EXERCISE REQUIREMENTS -
Any picture in the records below stays out; return everything else exactly.

--- GIVEN INFORMATION ---

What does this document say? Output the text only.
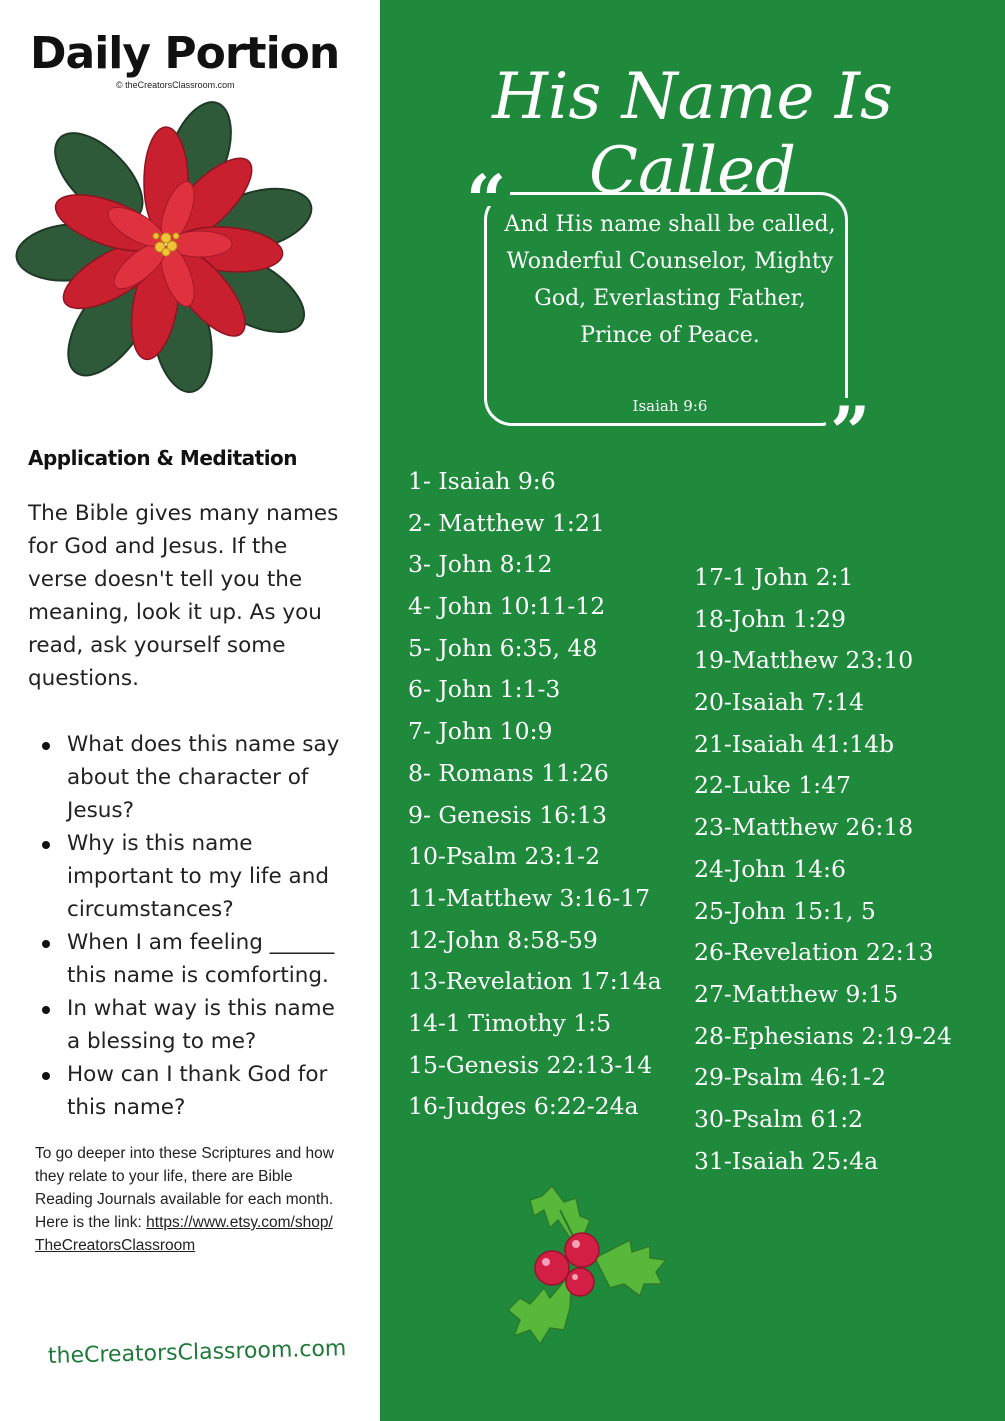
Daily Portion
© theCreatorsClassroom.com
Application & Meditation

The Bible gives many names for God and Jesus. If the verse doesn't tell you the meaning, look it up. As you read, ask yourself some questions.

What does this name say
about the character of
Jesus?
Why is this name
important to my life and
circumstances?
When I am feeling ______
this name is comforting.
In what way is this name
a blessing to me?
How can I thank God for
this name?

To go deeper into these Scriptures and how they relate to your life, there are Bible Reading Journals available for each month. Here is the link: https://www.etsy.com/shop/TheCreatorsClassroom

theCreatorsClassroom.com
His Name Is Called
“
”

And His name shall be called, Wonderful Counselor, Mighty God, Everlasting Father, Prince of Peace.

Isaiah 9:6

1- Isaiah 9:6
2- Matthew 1:21
3- John 8:12
4- John 10:11-12
5- John 6:35, 48
6- John 1:1-3
7- John 10:9
8- Romans 11:26
9- Genesis 16:13
10-Psalm 23:1-2
11-Matthew 3:16-17
12-John 8:58-59
13-Revelation 17:14a
14-1 Timothy 1:5
15-Genesis 22:13-14
16-Judges 6:22-24a
17-1 John 2:1
18-John 1:29
19-Matthew 23:10
20-Isaiah 7:14
21-Isaiah 41:14b
22-Luke 1:47
23-Matthew 26:18
24-John 14:6
25-John 15:1, 5
26-Revelation 22:13
27-Matthew 9:15
28-Ephesians 2:19-24
29-Psalm 46:1-2
30-Psalm 61:2
31-Isaiah 25:4a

---

RESPONSE TO THE EXERCISE -
What does this document say? Output the text only.
Daily Portion
© theCreatorsClassroom.com
Application & Meditation

The Bible gives many names for God and Jesus. If the verse doesn't tell you the meaning, look it up. As you read, ask yourself some questions.

What does this name say
about the character of
Jesus?
Why is this name
important to my life and
circumstances?
When I am feeling ______
this name is comforting.
In what way is this name
a blessing to me?
How can I thank God for
this name?

To go deeper into these Scriptures and how they relate to your life, there are Bible Reading Journals available for each month. Here is the link: https://www.etsy.com/shop/TheCreatorsClassroom

theCreatorsClassroom.com
His Name Is Called
“
”

And His name shall be called, Wonderful Counselor, Mighty God, Everlasting Father, Prince of Peace.

Isaiah 9:6

1- Isaiah 9:6
2- Matthew 1:21
3- John 8:12
4- John 10:11-12
5- John 6:35, 48
6- John 1:1-3
7- John 10:9
8- Romans 11:26
9- Genesis 16:13
10-Psalm 23:1-2
11-Matthew 3:16-17
12-John 8:58-59
13-Revelation 17:14a
14-1 Timothy 1:5
15-Genesis 22:13-14
16-Judges 6:22-24a
17-1 John 2:1
18-John 1:29
19-Matthew 23:10
20-Isaiah 7:14
21-Isaiah 41:14b
22-Luke 1:47
23-Matthew 26:18
24-John 14:6
25-John 15:1, 5
26-Revelation 22:13
27-Matthew 9:15
28-Ephesians 2:19-24
29-Psalm 46:1-2
30-Psalm 61:2
31-Isaiah 25:4a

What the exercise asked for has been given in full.